(Records from a data collection)
****************
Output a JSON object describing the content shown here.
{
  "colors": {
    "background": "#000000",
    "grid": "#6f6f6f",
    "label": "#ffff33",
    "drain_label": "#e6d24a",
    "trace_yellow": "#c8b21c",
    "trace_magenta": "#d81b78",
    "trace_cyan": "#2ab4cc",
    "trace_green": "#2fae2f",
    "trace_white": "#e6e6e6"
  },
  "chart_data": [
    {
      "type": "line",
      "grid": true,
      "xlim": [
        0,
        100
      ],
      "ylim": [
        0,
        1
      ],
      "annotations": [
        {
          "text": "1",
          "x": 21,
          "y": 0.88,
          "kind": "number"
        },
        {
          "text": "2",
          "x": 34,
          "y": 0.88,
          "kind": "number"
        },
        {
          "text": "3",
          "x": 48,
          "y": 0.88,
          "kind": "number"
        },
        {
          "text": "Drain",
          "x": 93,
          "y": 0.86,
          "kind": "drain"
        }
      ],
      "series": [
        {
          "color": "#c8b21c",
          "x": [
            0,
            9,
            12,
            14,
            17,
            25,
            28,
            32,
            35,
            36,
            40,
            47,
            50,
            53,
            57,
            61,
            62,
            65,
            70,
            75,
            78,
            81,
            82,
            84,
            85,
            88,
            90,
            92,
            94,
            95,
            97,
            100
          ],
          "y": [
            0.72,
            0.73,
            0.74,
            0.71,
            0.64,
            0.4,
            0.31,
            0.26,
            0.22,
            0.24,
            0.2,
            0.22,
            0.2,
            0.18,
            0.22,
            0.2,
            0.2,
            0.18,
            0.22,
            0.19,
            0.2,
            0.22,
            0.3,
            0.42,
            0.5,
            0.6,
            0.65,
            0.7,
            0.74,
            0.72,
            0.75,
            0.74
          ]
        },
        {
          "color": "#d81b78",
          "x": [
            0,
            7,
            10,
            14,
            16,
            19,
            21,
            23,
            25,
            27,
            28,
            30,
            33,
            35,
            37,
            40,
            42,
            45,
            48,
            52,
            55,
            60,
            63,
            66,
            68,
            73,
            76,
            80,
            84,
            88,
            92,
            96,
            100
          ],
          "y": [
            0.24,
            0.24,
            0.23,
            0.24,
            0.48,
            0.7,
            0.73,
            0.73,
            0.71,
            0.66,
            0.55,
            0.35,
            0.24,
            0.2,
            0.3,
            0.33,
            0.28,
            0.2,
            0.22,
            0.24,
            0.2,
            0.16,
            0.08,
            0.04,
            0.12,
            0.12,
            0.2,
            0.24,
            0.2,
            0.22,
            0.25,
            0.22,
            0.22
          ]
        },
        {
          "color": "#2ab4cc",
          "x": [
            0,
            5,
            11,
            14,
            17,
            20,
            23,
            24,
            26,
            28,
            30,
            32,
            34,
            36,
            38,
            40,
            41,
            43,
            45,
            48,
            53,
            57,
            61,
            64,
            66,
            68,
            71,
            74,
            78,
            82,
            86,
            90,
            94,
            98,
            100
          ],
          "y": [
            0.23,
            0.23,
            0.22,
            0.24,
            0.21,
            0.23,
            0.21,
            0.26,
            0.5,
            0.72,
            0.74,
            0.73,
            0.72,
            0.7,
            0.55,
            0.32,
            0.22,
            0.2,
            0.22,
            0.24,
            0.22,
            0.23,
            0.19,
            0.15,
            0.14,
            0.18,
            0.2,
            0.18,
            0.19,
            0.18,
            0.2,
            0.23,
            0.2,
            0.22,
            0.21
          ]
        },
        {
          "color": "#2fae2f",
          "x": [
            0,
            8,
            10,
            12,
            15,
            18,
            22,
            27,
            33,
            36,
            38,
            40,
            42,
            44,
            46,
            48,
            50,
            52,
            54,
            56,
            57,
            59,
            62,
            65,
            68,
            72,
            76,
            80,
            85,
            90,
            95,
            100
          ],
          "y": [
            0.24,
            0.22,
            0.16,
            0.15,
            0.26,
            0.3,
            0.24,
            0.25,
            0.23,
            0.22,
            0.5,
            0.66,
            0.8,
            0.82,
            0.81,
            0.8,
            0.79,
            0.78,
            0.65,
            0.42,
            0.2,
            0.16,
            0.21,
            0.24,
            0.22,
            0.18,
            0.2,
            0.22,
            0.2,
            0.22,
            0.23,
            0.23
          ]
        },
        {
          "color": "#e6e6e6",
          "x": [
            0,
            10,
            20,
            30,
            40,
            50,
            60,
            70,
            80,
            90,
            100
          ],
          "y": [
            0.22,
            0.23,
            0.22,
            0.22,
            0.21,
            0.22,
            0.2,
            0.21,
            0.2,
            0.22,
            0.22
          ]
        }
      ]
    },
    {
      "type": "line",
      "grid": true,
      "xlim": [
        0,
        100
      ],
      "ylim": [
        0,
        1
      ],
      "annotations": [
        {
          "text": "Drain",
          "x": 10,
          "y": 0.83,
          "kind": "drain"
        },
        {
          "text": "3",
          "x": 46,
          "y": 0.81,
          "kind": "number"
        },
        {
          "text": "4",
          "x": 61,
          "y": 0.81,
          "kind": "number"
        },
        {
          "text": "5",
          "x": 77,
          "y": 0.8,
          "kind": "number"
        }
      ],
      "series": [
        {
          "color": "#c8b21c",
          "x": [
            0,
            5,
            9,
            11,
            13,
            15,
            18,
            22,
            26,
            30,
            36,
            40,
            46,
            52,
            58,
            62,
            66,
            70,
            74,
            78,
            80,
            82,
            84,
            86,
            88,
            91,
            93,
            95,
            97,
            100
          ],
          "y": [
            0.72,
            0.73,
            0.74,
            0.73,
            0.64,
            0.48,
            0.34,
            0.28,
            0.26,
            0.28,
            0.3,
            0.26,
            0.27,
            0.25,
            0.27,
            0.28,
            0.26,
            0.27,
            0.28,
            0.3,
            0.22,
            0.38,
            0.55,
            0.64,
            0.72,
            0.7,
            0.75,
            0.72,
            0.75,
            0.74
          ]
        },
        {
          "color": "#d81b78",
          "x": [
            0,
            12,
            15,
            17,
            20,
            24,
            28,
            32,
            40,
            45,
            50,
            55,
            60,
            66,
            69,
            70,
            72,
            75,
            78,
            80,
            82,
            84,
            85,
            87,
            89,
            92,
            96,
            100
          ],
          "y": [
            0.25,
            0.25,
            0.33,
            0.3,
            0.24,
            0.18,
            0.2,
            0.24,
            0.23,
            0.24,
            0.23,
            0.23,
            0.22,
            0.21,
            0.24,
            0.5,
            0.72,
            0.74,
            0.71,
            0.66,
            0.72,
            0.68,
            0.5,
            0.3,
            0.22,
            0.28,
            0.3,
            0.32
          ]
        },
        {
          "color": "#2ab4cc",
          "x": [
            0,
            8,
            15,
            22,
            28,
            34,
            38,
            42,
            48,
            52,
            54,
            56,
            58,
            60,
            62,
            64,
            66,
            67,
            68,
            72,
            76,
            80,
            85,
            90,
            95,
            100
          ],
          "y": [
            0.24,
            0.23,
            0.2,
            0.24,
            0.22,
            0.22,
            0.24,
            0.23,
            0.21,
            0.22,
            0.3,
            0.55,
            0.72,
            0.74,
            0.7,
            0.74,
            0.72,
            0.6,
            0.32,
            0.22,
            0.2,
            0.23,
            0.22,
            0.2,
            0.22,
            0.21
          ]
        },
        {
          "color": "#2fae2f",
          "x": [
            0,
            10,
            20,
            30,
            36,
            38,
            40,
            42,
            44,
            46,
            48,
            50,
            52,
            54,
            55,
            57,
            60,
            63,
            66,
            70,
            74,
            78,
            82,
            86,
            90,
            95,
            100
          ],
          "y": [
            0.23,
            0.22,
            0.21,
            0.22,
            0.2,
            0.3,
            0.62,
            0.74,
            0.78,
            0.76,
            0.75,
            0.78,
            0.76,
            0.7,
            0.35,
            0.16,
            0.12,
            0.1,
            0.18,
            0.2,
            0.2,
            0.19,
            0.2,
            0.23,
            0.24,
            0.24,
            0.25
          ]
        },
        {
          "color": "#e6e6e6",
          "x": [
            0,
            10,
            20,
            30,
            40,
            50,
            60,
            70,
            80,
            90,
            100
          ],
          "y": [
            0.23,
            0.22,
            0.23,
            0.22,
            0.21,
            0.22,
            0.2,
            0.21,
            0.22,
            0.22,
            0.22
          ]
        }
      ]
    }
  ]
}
****************
_Exercise_:
Find the string "text" in the listing and return every line that holds it.

_Final result_:
          "text": "1",
          "text": "2",
          "text": "3",
          "text": "Drain",
          "text": "Drain",
          "text": "3",
          "text": "4",
          "text": "5",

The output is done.